What is expected
Copy out all of the data below with no alterations.

--- begin Information supplied ---

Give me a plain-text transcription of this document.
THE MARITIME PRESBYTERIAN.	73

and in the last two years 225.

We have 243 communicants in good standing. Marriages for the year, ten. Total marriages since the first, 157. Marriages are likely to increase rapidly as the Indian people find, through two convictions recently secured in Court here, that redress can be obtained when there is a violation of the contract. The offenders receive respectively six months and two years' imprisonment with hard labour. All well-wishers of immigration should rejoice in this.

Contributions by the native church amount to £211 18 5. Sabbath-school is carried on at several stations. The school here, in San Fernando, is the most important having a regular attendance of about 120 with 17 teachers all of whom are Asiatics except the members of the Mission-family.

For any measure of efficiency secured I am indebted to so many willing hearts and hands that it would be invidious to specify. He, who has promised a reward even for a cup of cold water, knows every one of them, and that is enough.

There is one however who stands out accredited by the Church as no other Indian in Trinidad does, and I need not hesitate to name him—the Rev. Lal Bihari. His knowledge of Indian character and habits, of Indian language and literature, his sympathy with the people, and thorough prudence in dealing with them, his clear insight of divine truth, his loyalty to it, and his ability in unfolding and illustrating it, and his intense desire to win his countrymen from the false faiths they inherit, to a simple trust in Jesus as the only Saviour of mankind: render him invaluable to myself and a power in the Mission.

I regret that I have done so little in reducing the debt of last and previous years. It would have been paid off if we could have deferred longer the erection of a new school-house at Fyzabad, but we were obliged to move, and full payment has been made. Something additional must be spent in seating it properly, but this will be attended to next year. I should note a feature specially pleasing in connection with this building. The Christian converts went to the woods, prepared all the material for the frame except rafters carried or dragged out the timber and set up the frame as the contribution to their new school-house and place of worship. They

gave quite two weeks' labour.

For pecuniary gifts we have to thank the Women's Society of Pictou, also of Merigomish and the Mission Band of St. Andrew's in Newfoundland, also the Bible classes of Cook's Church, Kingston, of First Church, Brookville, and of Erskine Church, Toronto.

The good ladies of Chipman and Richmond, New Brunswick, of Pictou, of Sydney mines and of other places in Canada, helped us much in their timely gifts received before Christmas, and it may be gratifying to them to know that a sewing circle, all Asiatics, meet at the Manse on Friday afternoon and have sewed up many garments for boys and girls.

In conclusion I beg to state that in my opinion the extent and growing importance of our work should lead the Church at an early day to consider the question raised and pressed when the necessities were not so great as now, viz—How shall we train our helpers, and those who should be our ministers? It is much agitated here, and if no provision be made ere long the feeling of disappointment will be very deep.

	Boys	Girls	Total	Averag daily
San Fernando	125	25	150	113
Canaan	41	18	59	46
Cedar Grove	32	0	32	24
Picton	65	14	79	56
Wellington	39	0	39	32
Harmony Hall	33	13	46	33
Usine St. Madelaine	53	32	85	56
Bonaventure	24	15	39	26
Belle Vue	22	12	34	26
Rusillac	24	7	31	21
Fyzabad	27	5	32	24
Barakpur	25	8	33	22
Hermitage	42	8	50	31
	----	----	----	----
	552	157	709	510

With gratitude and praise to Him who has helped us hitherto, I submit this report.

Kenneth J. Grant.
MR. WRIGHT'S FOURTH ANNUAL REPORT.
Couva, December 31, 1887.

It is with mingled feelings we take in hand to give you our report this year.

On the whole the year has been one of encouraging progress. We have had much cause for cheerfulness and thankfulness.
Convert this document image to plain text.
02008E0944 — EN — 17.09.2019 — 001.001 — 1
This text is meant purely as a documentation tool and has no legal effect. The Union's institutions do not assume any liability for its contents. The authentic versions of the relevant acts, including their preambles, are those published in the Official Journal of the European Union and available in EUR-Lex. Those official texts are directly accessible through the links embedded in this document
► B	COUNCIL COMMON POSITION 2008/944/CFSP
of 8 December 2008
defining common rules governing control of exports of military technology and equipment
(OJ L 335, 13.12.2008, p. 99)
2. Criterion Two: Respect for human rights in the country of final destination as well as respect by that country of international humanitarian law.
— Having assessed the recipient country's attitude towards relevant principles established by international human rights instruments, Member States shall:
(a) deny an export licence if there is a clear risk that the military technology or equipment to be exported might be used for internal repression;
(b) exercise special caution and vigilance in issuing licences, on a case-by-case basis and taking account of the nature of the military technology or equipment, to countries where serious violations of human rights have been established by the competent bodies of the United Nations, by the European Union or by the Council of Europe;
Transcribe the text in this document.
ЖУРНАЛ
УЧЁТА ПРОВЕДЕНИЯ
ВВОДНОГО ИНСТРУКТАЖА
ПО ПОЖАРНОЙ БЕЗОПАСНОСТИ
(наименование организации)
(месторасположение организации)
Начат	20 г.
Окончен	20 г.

--- end Information supplied ---

Response below
Give me a plain-text transcription of this document.
THE MARITIME PRESBYTERIAN.	73

and in the last two years 225.

We have 243 communicants in good standing. Marriages for the year, ten. Total marriages since the first, 157. Marriages are likely to increase rapidly as the Indian people find, through two convictions recently secured in Court here, that redress can be obtained when there is a violation of the contract. The offenders receive respectively six months and two years' imprisonment with hard labour. All well-wishers of immigration should rejoice in this.

Contributions by the native church amount to £211 18 5. Sabbath-school is carried on at several stations. The school here, in San Fernando, is the most important having a regular attendance of about 120 with 17 teachers all of whom are Asiatics except the members of the Mission-family.

For any measure of efficiency secured I am indebted to so many willing hearts and hands that it would be invidious to specify. He, who has promised a reward even for a cup of cold water, knows every one of them, and that is enough.

There is one however who stands out accredited by the Church as no other Indian in Trinidad does, and I need not hesitate to name him—the Rev. Lal Bihari. His knowledge of Indian character and habits, of Indian language and literature, his sympathy with the people, and thorough prudence in dealing with them, his clear insight of divine truth, his loyalty to it, and his ability in unfolding and illustrating it, and his intense desire to win his countrymen from the false faiths they inherit, to a simple trust in Jesus as the only Saviour of mankind: render him invaluable to myself and a power in the Mission.

I regret that I have done so little in reducing the debt of last and previous years. It would have been paid off if we could have deferred longer the erection of a new school-house at Fyzabad, but we were obliged to move, and full payment has been made. Something additional must be spent in seating it properly, but this will be attended to next year. I should note a feature specially pleasing in connection with this building. The Christian converts went to the woods, prepared all the material for the frame except rafters carried or dragged out the timber and set up the frame as the contribution to their new school-house and place of worship. They

gave quite two weeks' labour.

For pecuniary gifts we have to thank the Women's Society of Pictou, also of Merigomish and the Mission Band of St. Andrew's in Newfoundland, also the Bible classes of Cook's Church, Kingston, of First Church, Brookville, and of Erskine Church, Toronto.

The good ladies of Chipman and Richmond, New Brunswick, of Pictou, of Sydney mines and of other places in Canada, helped us much in their timely gifts received before Christmas, and it may be gratifying to them to know that a sewing circle, all Asiatics, meet at the Manse on Friday afternoon and have sewed up many garments for boys and girls.

In conclusion I beg to state that in my opinion the extent and growing importance of our work should lead the Church at an early day to consider the question raised and pressed when the necessities were not so great as now, viz—How shall we train our helpers, and those who should be our ministers? It is much agitated here, and if no provision be made ere long the feeling of disappointment will be very deep.

	Boys	Girls	Total	Averag daily
San Fernando	125	25	150	113
Canaan	41	18	59	46
Cedar Grove	32	0	32	24
Picton	65	14	79	56
Wellington	39	0	39	32
Harmony Hall	33	13	46	33
Usine St. Madelaine	53	32	85	56
Bonaventure	24	15	39	26
Belle Vue	22	12	34	26
Rusillac	24	7	31	21
Fyzabad	27	5	32	24
Barakpur	25	8	33	22
Hermitage	42	8	50	31
	----	----	----	----
	552	157	709	510

With gratitude and praise to Him who has helped us hitherto, I submit this report.

Kenneth J. Grant.
MR. WRIGHT'S FOURTH ANNUAL REPORT.
Couva, December 31, 1887.

It is with mingled feelings we take in hand to give you our report this year.

On the whole the year has been one of encouraging progress. We have had much cause for cheerfulness and thankfulness.
Convert this document image to plain text.
02008E0944 — EN — 17.09.2019 — 001.001 — 1
This text is meant purely as a documentation tool and has no legal effect. The Union's institutions do not assume any liability for its contents. The authentic versions of the relevant acts, including their preambles, are those published in the Official Journal of the European Union and available in EUR-Lex. Those official texts are directly accessible through the links embedded in this document
► B	COUNCIL COMMON POSITION 2008/944/CFSP
of 8 December 2008
defining common rules governing control of exports of military technology and equipment
(OJ L 335, 13.12.2008, p. 99)
2. Criterion Two: Respect for human rights in the country of final destination as well as respect by that country of international humanitarian law.
— Having assessed the recipient country's attitude towards relevant principles established by international human rights instruments, Member States shall:
(a) deny an export licence if there is a clear risk that the military technology or equipment to be exported might be used for internal repression;
(b) exercise special caution and vigilance in issuing licences, on a case-by-case basis and taking account of the nature of the military technology or equipment, to countries where serious violations of human rights have been established by the competent bodies of the United Nations, by the European Union or by the Council of Europe;
Transcribe the text in this document.
ЖУРНАЛ
УЧЁТА ПРОВЕДЕНИЯ
ВВОДНОГО ИНСТРУКТАЖА
ПО ПОЖАРНОЙ БЕЗОПАСНОСТИ
(наименование организации)
(месторасположение организации)
Начат	20 г.
Окончен	20 г.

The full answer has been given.